Written exercise: Give the material once more, word for word, without any images.

Recorded data:
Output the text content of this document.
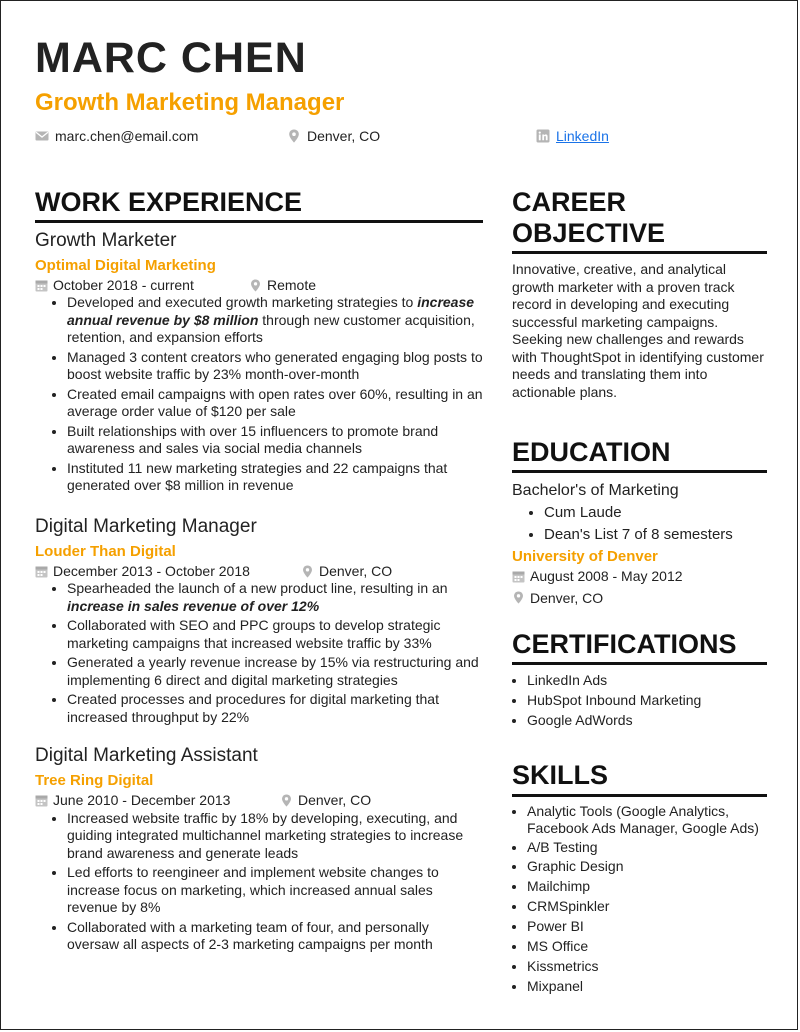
MARC CHEN
Growth Marketing Manager
marc.chen@email.com	Denver, CO	LinkedIn
WORK EXPERIENCE
Growth Marketer
Optimal Digital Marketing
October 2018 - current	Remote
• Developed and executed growth marketing strategies to increase annual revenue by $8 million through new customer acquisition, retention, and expansion efforts
• Managed 3 content creators who generated engaging blog posts to boost website traffic by 23% month-over-month
• Created email campaigns with open rates over 60%, resulting in an average order value of $120 per sale
• Built relationships with over 15 influencers to promote brand awareness and sales via social media channels
• Instituted 11 new marketing strategies and 22 campaigns that generated over $8 million in revenue
Digital Marketing Manager
Louder Than Digital
December 2013 - October 2018	Denver, CO
• Spearheaded the launch of a new product line, resulting in an increase in sales revenue of over 12%
• Collaborated with SEO and PPC groups to develop strategic marketing campaigns that increased website traffic by 33%
• Generated a yearly revenue increase by 15% via restructuring and implementing 6 direct and digital marketing strategies
• Created processes and procedures for digital marketing that increased throughput by 22%
Digital Marketing Assistant
Tree Ring Digital
June 2010 - December 2013	Denver, CO
• Increased website traffic by 18% by developing, executing, and guiding integrated multichannel marketing strategies to increase brand awareness and generate leads
• Led efforts to reengineer and implement website changes to increase focus on marketing, which increased annual sales revenue by 8%
• Collaborated with a marketing team of four, and personally oversaw all aspects of 2-3 marketing campaigns per month
CAREER
OBJECTIVE
Innovative, creative, and analytical growth marketer with a proven track record in developing and executing successful marketing campaigns. Seeking new challenges and rewards with ThoughtSpot in identifying customer needs and translating them into actionable plans.
EDUCATION
Bachelor's of Marketing
• Cum Laude
• Dean's List 7 of 8 semesters
University of Denver
August 2008 - May 2012
Denver, CO
CERTIFICATIONS
• LinkedIn Ads
• HubSpot Inbound Marketing
• Google AdWords
SKILLS
• Analytic Tools (Google Analytics, Facebook Ads Manager, Google Ads)
• A/B Testing
• Graphic Design
• Mailchimp
• CRMSpinkler
• Power BI
• MS Office
• Kissmetrics
• Mixpanel
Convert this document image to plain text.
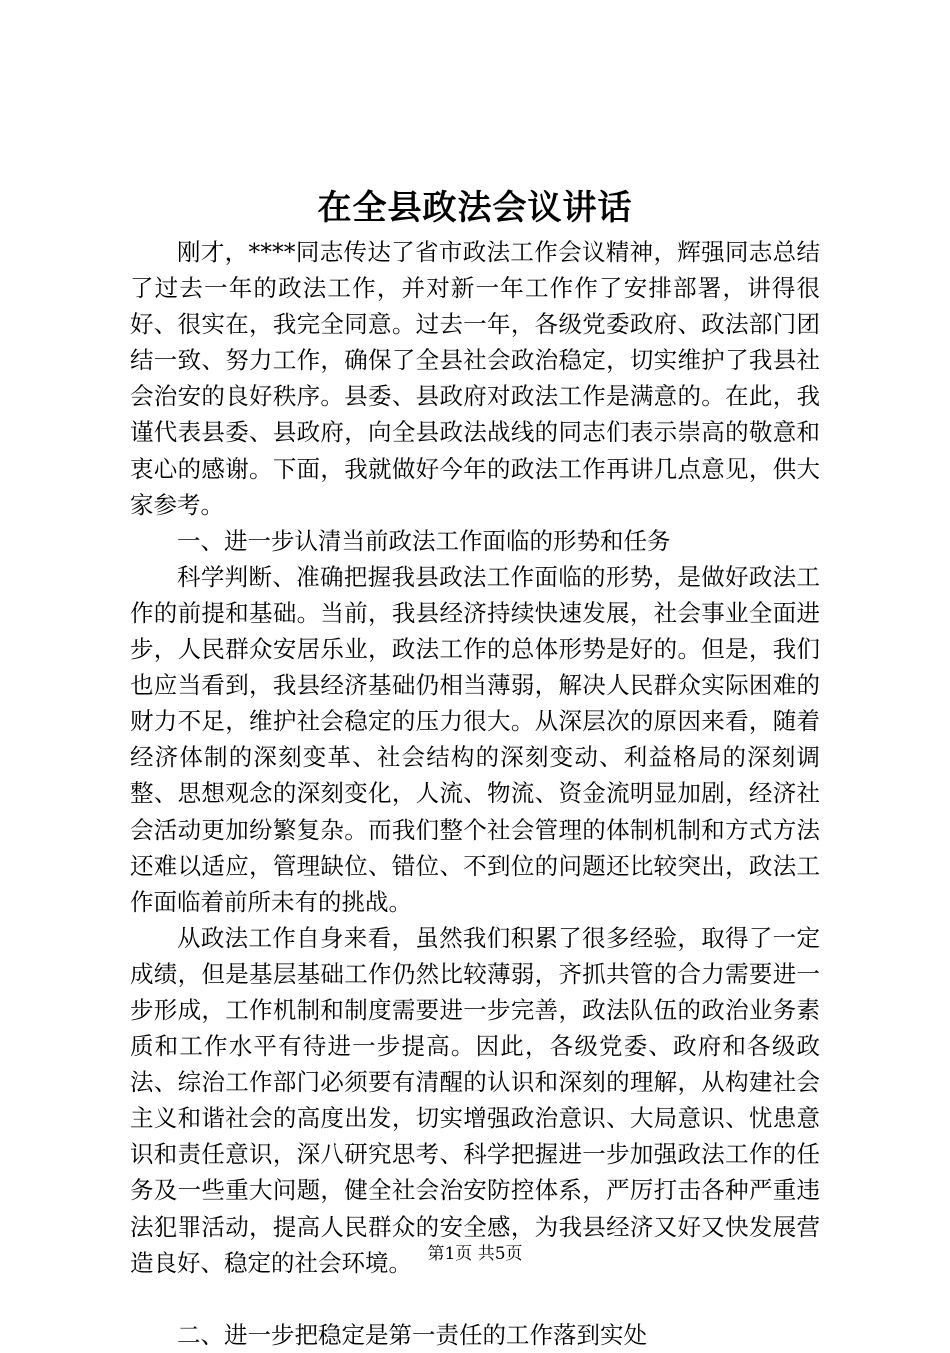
在全县政法会议讲话

刚才，****同志传达了省市政法工作会议精神，辉强同志总结了过去一年的政法工作，并对新一年工作作了安排部署，讲得很好、很实在，我完全同意。过去一年，各级党委政府、政法部门团结一致、努力工作，确保了全县社会政治稳定，切实维护了我县社会治安的良好秩序。县委、县政府对政法工作是满意的。在此，我谨代表县委、县政府，向全县政法战线的同志们表示崇高的敬意和衷心的感谢。下面，我就做好今年的政法工作再讲几点意见，供大家参考。

一、进一步认清当前政法工作面临的形势和任务

科学判断、准确把握我县政法工作面临的形势，是做好政法工作的前提和基础。当前，我县经济持续快速发展，社会事业全面进步，人民群众安居乐业，政法工作的总体形势是好的。但是，我们也应当看到，我县经济基础仍相当薄弱，解决人民群众实际困难的财力不足，维护社会稳定的压力很大。从深层次的原因来看，随着经济体制的深刻变革、社会结构的深刻变动、利益格局的深刻调整、思想观念的深刻变化，人流、物流、资金流明显加剧，经济社会活动更加纷繁复杂。而我们整个社会管理的体制机制和方式方法还难以适应，管理缺位、错位、不到位的问题还比较突出，政法工作面临着前所未有的挑战。

从政法工作自身来看，虽然我们积累了很多经验，取得了一定成绩，但是基层基础工作仍然比较薄弱，齐抓共管的合力需要进一步形成，工作机制和制度需要进一步完善，政法队伍的政治业务素质和工作水平有待进一步提高。因此，各级党委、政府和各级政法、综治工作部门必须要有清醒的认识和深刻的理解，从构建社会主义和谐社会的高度出发，切实增强政治意识、大局意识、忧患意识和责任意识，深八研究思考、科学把握进一步加强政法工作的任务及一些重大问题，健全社会治安防控体系，严厉打击各种严重违法犯罪活动，提高人民群众的安全感，为我县经济又好又快发展营造良好、稳定的社会环境。

二、进一步把稳定是第一责任的工作落到实处

第1页 共5页
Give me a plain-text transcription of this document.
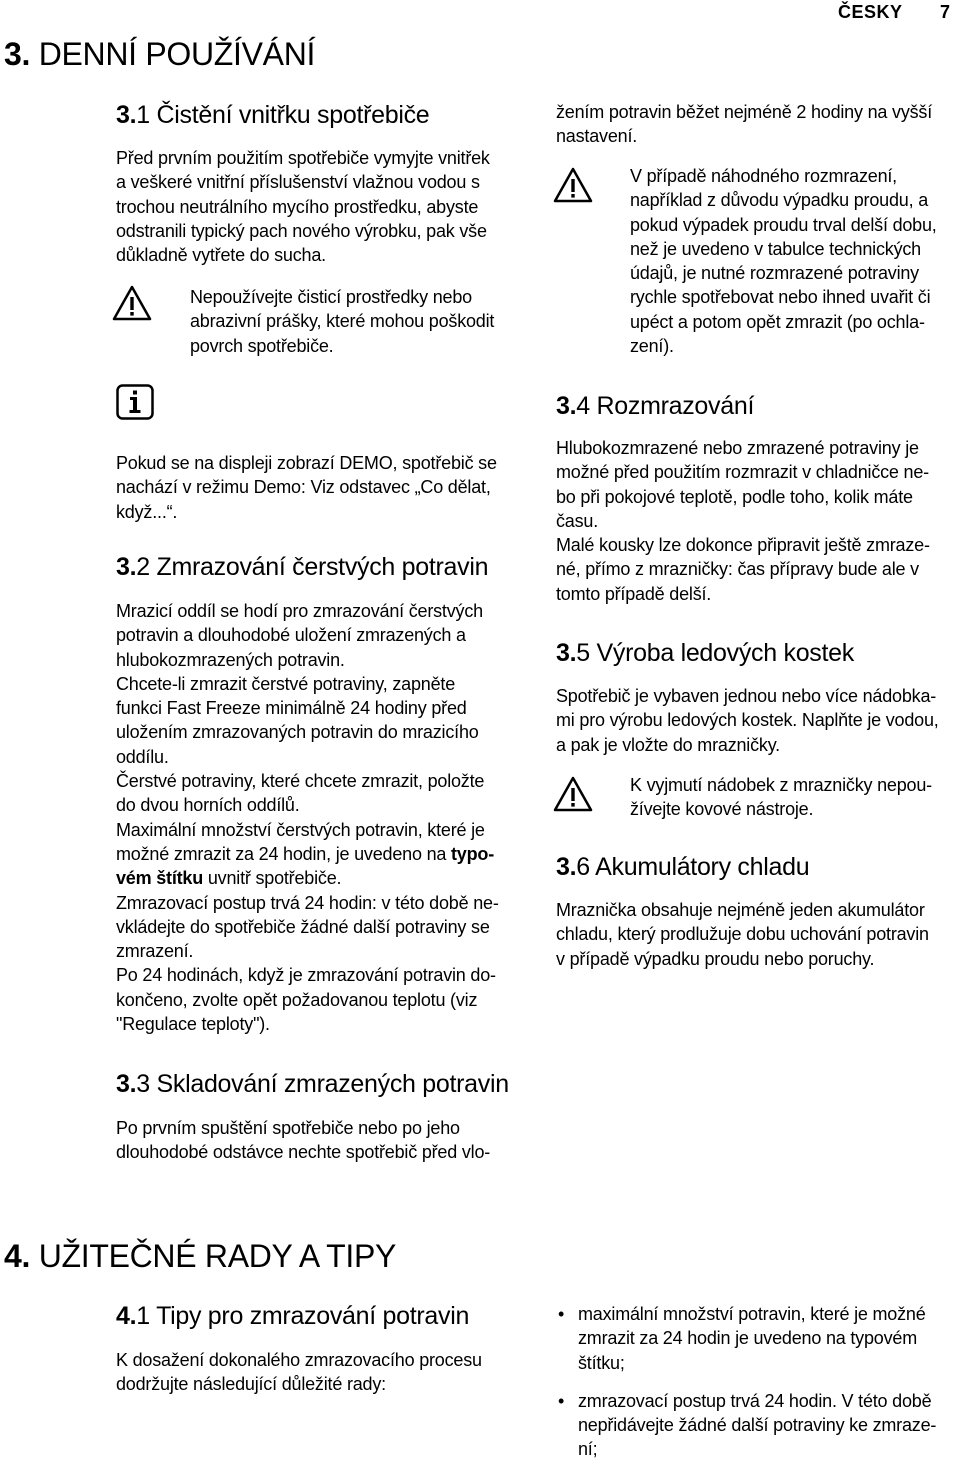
ČESKY 7
3. DENNÍ POUŽÍVÁNÍ
3.1 Čistění vnitřku spotřebiče
Před prvním použitím spotřebiče vymyjte vnitřek
a veškeré vnitřní příslušenství vlažnou vodou s
trochou neutrálního mycího prostředku, abyste
odstranili typický pach nového výrobku, pak vše
důkladně vytřete do sucha.
Nepoužívejte čisticí prostředky nebo
abrazivní prášky, které mohou poškodit
povrch spotřebiče.
Pokud se na displeji zobrazí DEMO, spotřebič se
nachází v režimu Demo: Viz odstavec „Co dělat,
když...“.
3.2 Zmrazování čerstvých potravin
Mrazicí oddíl se hodí pro zmrazování čerstvých
potravin a dlouhodobé uložení zmrazených a
hlubokozmrazených potravin.
Chcete-li zmrazit čerstvé potraviny, zapněte
funkci Fast Freeze minimálně 24 hodiny před
uložením zmrazovaných potravin do mrazicího
oddílu.
Čerstvé potraviny, které chcete zmrazit, položte
do dvou horních oddílů.
Maximální množství čerstvých potravin, které je
možné zmrazit za 24 hodin, je uvedeno na typo-
vém štítku uvnitř spotřebiče.
Zmrazovací postup trvá 24 hodin: v této době ne-
vkládejte do spotřebiče žádné další potraviny se
zmrazení.
Po 24 hodinách, když je zmrazování potravin do-
končeno, zvolte opět požadovanou teplotu (viz
"Regulace teploty").
3.3 Skladování zmrazených potravin
Po prvním spuštění spotřebiče nebo po jeho
dlouhodobé odstávce nechte spotřebič před vlo-
žením potravin běžet nejméně 2 hodiny na vyšší
nastavení.
V případě náhodného rozmrazení,
například z důvodu výpadku proudu, a
pokud výpadek proudu trval delší dobu,
než je uvedeno v tabulce technických
údajů, je nutné rozmrazené potraviny
rychle spotřebovat nebo ihned uvařit či
upéct a potom opět zmrazit (po ochla-
zení).
3.4 Rozmrazování
Hlubokozmrazené nebo zmrazené potraviny je
možné před použitím rozmrazit v chladničce ne-
bo při pokojové teplotě, podle toho, kolik máte
času.
Malé kousky lze dokonce připravit ještě zmraze-
né, přímo z mrazničky: čas přípravy bude ale v
tomto případě delší.
3.5 Výroba ledových kostek
Spotřebič je vybaven jednou nebo více nádobka-
mi pro výrobu ledových kostek. Naplňte je vodou,
a pak je vložte do mrazničky.
K vyjmutí nádobek z mrazničky nepou-
žívejte kovové nástroje.
3.6 Akumulátory chladu
Mraznička obsahuje nejméně jeden akumulátor
chladu, který prodlužuje dobu uchování potravin
v případě výpadku proudu nebo poruchy.
4. UŽITEČNÉ RADY A TIPY
4.1 Tipy pro zmrazování potravin
K dosažení dokonalého zmrazovacího procesu
dodržujte následující důležité rady:
• maximální množství potravin, které je možné
zmrazit za 24 hodin je uvedeno na typovém
štítku;
• zmrazovací postup trvá 24 hodin. V této době
nepřidávejte žádné další potraviny ke zmraze-
ní;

Complete output:
Output the text content of this document.
MARC CHEN
Growth Marketing Manager
marc.chen@email.com	Denver, CO	LinkedIn
WORK EXPERIENCE
Growth Marketer
Optimal Digital Marketing
October 2018 - current	Remote
• Developed and executed growth marketing strategies to increase annual revenue by $8 million through new customer acquisition, retention, and expansion efforts
• Managed 3 content creators who generated engaging blog posts to boost website traffic by 23% month-over-month
• Created email campaigns with open rates over 60%, resulting in an average order value of $120 per sale
• Built relationships with over 15 influencers to promote brand awareness and sales via social media channels
• Instituted 11 new marketing strategies and 22 campaigns that generated over $8 million in revenue
Digital Marketing Manager
Louder Than Digital
December 2013 - October 2018	Denver, CO
• Spearheaded the launch of a new product line, resulting in an increase in sales revenue of over 12%
• Collaborated with SEO and PPC groups to develop strategic marketing campaigns that increased website traffic by 33%
• Generated a yearly revenue increase by 15% via restructuring and implementing 6 direct and digital marketing strategies
• Created processes and procedures for digital marketing that increased throughput by 22%
Digital Marketing Assistant
Tree Ring Digital
June 2010 - December 2013	Denver, CO
• Increased website traffic by 18% by developing, executing, and guiding integrated multichannel marketing strategies to increase brand awareness and generate leads
• Led efforts to reengineer and implement website changes to increase focus on marketing, which increased annual sales revenue by 8%
• Collaborated with a marketing team of four, and personally oversaw all aspects of 2-3 marketing campaigns per month
CAREER
OBJECTIVE
Innovative, creative, and analytical growth marketer with a proven track record in developing and executing successful marketing campaigns. Seeking new challenges and rewards with ThoughtSpot in identifying customer needs and translating them into actionable plans.
EDUCATION
Bachelor's of Marketing
• Cum Laude
• Dean's List 7 of 8 semesters
University of Denver
August 2008 - May 2012
Denver, CO
CERTIFICATIONS
• LinkedIn Ads
• HubSpot Inbound Marketing
• Google AdWords
SKILLS
• Analytic Tools (Google Analytics, Facebook Ads Manager, Google Ads)
• A/B Testing
• Graphic Design
• Mailchimp
• CRMSpinkler
• Power BI
• MS Office
• Kissmetrics
• Mixpanel
Convert this document image to plain text.
在全县政法会议讲话

刚才，****同志传达了省市政法工作会议精神，辉强同志总结了过去一年的政法工作，并对新一年工作作了安排部署，讲得很好、很实在，我完全同意。过去一年，各级党委政府、政法部门团结一致、努力工作，确保了全县社会政治稳定，切实维护了我县社会治安的良好秩序。县委、县政府对政法工作是满意的。在此，我谨代表县委、县政府，向全县政法战线的同志们表示崇高的敬意和衷心的感谢。下面，我就做好今年的政法工作再讲几点意见，供大家参考。

一、进一步认清当前政法工作面临的形势和任务

科学判断、准确把握我县政法工作面临的形势，是做好政法工作的前提和基础。当前，我县经济持续快速发展，社会事业全面进步，人民群众安居乐业，政法工作的总体形势是好的。但是，我们也应当看到，我县经济基础仍相当薄弱，解决人民群众实际困难的财力不足，维护社会稳定的压力很大。从深层次的原因来看，随着经济体制的深刻变革、社会结构的深刻变动、利益格局的深刻调整、思想观念的深刻变化，人流、物流、资金流明显加剧，经济社会活动更加纷繁复杂。而我们整个社会管理的体制机制和方式方法还难以适应，管理缺位、错位、不到位的问题还比较突出，政法工作面临着前所未有的挑战。

从政法工作自身来看，虽然我们积累了很多经验，取得了一定成绩，但是基层基础工作仍然比较薄弱，齐抓共管的合力需要进一步形成，工作机制和制度需要进一步完善，政法队伍的政治业务素质和工作水平有待进一步提高。因此，各级党委、政府和各级政法、综治工作部门必须要有清醒的认识和深刻的理解，从构建社会主义和谐社会的高度出发，切实增强政治意识、大局意识、忧患意识和责任意识，深八研究思考、科学把握进一步加强政法工作的任务及一些重大问题，健全社会治安防控体系，严厉打击各种严重违法犯罪活动，提高人民群众的安全感，为我县经济又好又快发展营造良好、稳定的社会环境。

二、进一步把稳定是第一责任的工作落到实处

第1页 共5页
Give me a plain-text transcription of this document.
ČESKY 7
3. DENNÍ POUŽÍVÁNÍ
3.1 Čistění vnitřku spotřebiče
Před prvním použitím spotřebiče vymyjte vnitřek
a veškeré vnitřní příslušenství vlažnou vodou s
trochou neutrálního mycího prostředku, abyste
odstranili typický pach nového výrobku, pak vše
důkladně vytřete do sucha.
Nepoužívejte čisticí prostředky nebo
abrazivní prášky, které mohou poškodit
povrch spotřebiče.
Pokud se na displeji zobrazí DEMO, spotřebič se
nachází v režimu Demo: Viz odstavec „Co dělat,
když...“.
3.2 Zmrazování čerstvých potravin
Mrazicí oddíl se hodí pro zmrazování čerstvých
potravin a dlouhodobé uložení zmrazených a
hlubokozmrazených potravin.
Chcete-li zmrazit čerstvé potraviny, zapněte
funkci Fast Freeze minimálně 24 hodiny před
uložením zmrazovaných potravin do mrazicího
oddílu.
Čerstvé potraviny, které chcete zmrazit, položte
do dvou horních oddílů.
Maximální množství čerstvých potravin, které je
možné zmrazit za 24 hodin, je uvedeno na typo-
vém štítku uvnitř spotřebiče.
Zmrazovací postup trvá 24 hodin: v této době ne-
vkládejte do spotřebiče žádné další potraviny se
zmrazení.
Po 24 hodinách, když je zmrazování potravin do-
končeno, zvolte opět požadovanou teplotu (viz
"Regulace teploty").
3.3 Skladování zmrazených potravin
Po prvním spuštění spotřebiče nebo po jeho
dlouhodobé odstávce nechte spotřebič před vlo-
žením potravin běžet nejméně 2 hodiny na vyšší
nastavení.
V případě náhodného rozmrazení,
například z důvodu výpadku proudu, a
pokud výpadek proudu trval delší dobu,
než je uvedeno v tabulce technických
údajů, je nutné rozmrazené potraviny
rychle spotřebovat nebo ihned uvařit či
upéct a potom opět zmrazit (po ochla-
zení).
3.4 Rozmrazování
Hlubokozmrazené nebo zmrazené potraviny je
možné před použitím rozmrazit v chladničce ne-
bo při pokojové teplotě, podle toho, kolik máte
času.
Malé kousky lze dokonce připravit ještě zmraze-
né, přímo z mrazničky: čas přípravy bude ale v
tomto případě delší.
3.5 Výroba ledových kostek
Spotřebič je vybaven jednou nebo více nádobka-
mi pro výrobu ledových kostek. Naplňte je vodou,
a pak je vložte do mrazničky.
K vyjmutí nádobek z mrazničky nepou-
žívejte kovové nástroje.
3.6 Akumulátory chladu
Mraznička obsahuje nejméně jeden akumulátor
chladu, který prodlužuje dobu uchování potravin
v případě výpadku proudu nebo poruchy.
4. UŽITEČNÉ RADY A TIPY
4.1 Tipy pro zmrazování potravin
K dosažení dokonalého zmrazovacího procesu
dodržujte následující důležité rady:
• maximální množství potravin, které je možné
zmrazit za 24 hodin je uvedeno na typovém
štítku;
• zmrazovací postup trvá 24 hodin. V této době
nepřidávejte žádné další potraviny ke zmraze-
ní;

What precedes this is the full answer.